▶ Goal
Gather from the material every line that contains the string "title".

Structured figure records
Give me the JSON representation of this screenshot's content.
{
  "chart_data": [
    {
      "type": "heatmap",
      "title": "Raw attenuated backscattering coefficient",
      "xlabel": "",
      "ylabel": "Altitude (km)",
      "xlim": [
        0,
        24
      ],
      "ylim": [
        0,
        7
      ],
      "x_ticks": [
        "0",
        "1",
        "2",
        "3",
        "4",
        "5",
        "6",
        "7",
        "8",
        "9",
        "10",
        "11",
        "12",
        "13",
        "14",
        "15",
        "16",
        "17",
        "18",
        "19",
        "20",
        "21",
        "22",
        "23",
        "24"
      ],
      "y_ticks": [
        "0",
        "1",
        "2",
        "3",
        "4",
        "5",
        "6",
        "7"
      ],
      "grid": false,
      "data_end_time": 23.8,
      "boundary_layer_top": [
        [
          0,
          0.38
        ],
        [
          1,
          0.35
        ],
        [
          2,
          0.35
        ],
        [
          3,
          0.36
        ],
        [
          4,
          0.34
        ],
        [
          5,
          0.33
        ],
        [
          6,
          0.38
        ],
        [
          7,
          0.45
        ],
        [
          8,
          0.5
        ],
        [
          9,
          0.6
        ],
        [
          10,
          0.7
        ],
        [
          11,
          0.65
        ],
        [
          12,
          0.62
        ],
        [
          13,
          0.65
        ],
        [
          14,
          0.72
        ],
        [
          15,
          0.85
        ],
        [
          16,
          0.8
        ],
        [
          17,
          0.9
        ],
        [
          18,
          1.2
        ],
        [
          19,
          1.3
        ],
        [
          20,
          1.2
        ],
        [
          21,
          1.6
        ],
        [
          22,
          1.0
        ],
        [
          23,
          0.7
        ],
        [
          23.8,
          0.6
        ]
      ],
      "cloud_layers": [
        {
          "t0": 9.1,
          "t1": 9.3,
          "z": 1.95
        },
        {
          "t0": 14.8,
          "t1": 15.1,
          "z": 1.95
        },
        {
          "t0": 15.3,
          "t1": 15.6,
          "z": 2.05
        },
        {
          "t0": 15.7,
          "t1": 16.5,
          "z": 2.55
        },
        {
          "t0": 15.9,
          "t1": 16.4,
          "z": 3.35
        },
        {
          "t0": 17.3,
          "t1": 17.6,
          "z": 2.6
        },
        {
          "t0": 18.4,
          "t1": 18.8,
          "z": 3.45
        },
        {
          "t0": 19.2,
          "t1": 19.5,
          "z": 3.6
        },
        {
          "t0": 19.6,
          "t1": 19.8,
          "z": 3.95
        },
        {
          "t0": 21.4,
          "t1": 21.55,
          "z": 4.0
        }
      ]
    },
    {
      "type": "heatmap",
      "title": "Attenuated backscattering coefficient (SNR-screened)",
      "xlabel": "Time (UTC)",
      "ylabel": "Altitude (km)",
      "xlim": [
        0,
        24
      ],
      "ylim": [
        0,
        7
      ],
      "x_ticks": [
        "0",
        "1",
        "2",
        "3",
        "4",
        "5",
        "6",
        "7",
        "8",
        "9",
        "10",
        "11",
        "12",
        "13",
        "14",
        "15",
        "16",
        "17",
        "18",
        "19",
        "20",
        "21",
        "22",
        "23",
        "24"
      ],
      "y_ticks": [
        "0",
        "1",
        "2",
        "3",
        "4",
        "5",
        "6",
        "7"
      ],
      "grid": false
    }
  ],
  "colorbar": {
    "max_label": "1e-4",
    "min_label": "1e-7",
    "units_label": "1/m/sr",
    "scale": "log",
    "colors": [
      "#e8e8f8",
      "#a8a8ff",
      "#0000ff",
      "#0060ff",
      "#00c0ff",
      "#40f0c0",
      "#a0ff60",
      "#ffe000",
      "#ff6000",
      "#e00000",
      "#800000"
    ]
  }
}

▶ Correct response
      "title": "Raw attenuated backscattering coefficient",
      "title": "Attenuated backscattering coefficient (SNR-screened)",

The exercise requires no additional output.